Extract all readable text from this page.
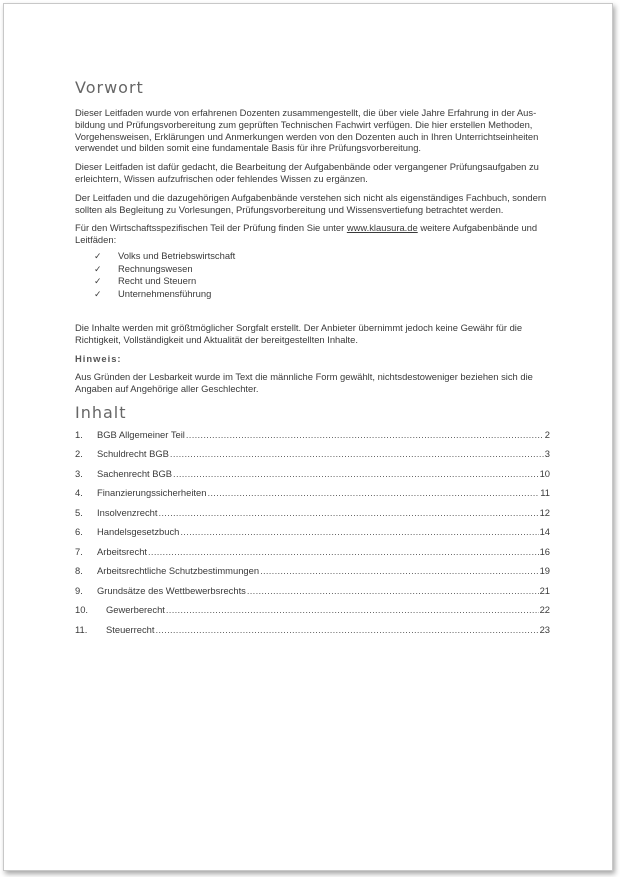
Vorwort

Dieser Leitfaden wurde von erfahrenen Dozenten zusammengestellt, die über viele Jahre Erfahrung in der Aus-bildung und Prüfungsvorbereitung zum geprüften Technischen Fachwirt verfügen. Die hier erstellen Methoden, Vorgehensweisen, Erklärungen und Anmerkungen werden von den Dozenten auch in Ihren Unterrichtseinheiten verwendet und bilden somit eine fundamentale Basis für ihre Prüfungsvorbereitung.

Dieser Leitfaden ist dafür gedacht, die Bearbeitung der Aufgabenbände oder vergangener Prüfungsaufgaben zu erleichtern, Wissen aufzufrischen oder fehlendes Wissen zu ergänzen.

Der Leitfaden und die dazugehörigen Aufgabenbände verstehen sich nicht als eigenständiges Fachbuch, sondern sollten als Begleitung zu Vorlesungen, Prüfungsvorbereitung und Wissensvertiefung betrachtet werden.

Für den Wirtschaftsspezifischen Teil der Prüfung finden Sie unter www.klausura.de weitere Aufgabenbände und Leitfäden:

✓ Volks und Betriebswirtschaft
✓ Rechnungswesen
✓ Recht und Steuern
✓ Unternehmensführung

Die Inhalte werden mit größtmöglicher Sorgfalt erstellt. Der Anbieter übernimmt jedoch keine Gewähr für die Richtigkeit, Vollständigkeit und Aktualität der bereitgestellten Inhalte.

Hinweis:

Aus Gründen der Lesbarkeit wurde im Text die männliche Form gewählt, nichtsdestoweniger beziehen sich die Angaben auf Angehörige aller Geschlechter.

Inhalt
1.	BGB Allgemeiner Teil .....	2
2.	Schuldrecht BGB .....	3
3.	Sachenrecht BGB .....	10
4.	Finanzierungssicherheiten .....	11
5.	Insolvenzrecht .....	12
6.	Handelsgesetzbuch .....	14
7.	Arbeitsrecht .....	16
8.	Arbeitsrechtliche Schutzbestimmungen .....	19
9.	Grundsätze des Wettbewerbsrechts .....	21
10.	Gewerberecht .....	22
11.	Steuerrecht .....	23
=-=-=-=-=
Reproduce every entry word for word, but skip any pictures.

**SOLUTION:**
Extract all readable text from this page.
Vorwort

Dieser Leitfaden wurde von erfahrenen Dozenten zusammengestellt, die über viele Jahre Erfahrung in der Aus-bildung und Prüfungsvorbereitung zum geprüften Technischen Fachwirt verfügen. Die hier erstellen Methoden, Vorgehensweisen, Erklärungen und Anmerkungen werden von den Dozenten auch in Ihren Unterrichtseinheiten verwendet und bilden somit eine fundamentale Basis für ihre Prüfungsvorbereitung.

Dieser Leitfaden ist dafür gedacht, die Bearbeitung der Aufgabenbände oder vergangener Prüfungsaufgaben zu erleichtern, Wissen aufzufrischen oder fehlendes Wissen zu ergänzen.

Der Leitfaden und die dazugehörigen Aufgabenbände verstehen sich nicht als eigenständiges Fachbuch, sondern sollten als Begleitung zu Vorlesungen, Prüfungsvorbereitung und Wissensvertiefung betrachtet werden.

Für den Wirtschaftsspezifischen Teil der Prüfung finden Sie unter www.klausura.de weitere Aufgabenbände und Leitfäden:

✓ Volks und Betriebswirtschaft
✓ Rechnungswesen
✓ Recht und Steuern
✓ Unternehmensführung

Die Inhalte werden mit größtmöglicher Sorgfalt erstellt. Der Anbieter übernimmt jedoch keine Gewähr für die Richtigkeit, Vollständigkeit und Aktualität der bereitgestellten Inhalte.

Hinweis:

Aus Gründen der Lesbarkeit wurde im Text die männliche Form gewählt, nichtsdestoweniger beziehen sich die Angaben auf Angehörige aller Geschlechter.

Inhalt
1.	BGB Allgemeiner Teil .....	2
2.	Schuldrecht BGB .....	3
3.	Sachenrecht BGB .....	10
4.	Finanzierungssicherheiten .....	11
5.	Insolvenzrecht .....	12
6.	Handelsgesetzbuch .....	14
7.	Arbeitsrecht .....	16
8.	Arbeitsrechtliche Schutzbestimmungen .....	19
9.	Grundsätze des Wettbewerbsrechts .....	21
10.	Gewerberecht .....	22
11.	Steuerrecht .....	23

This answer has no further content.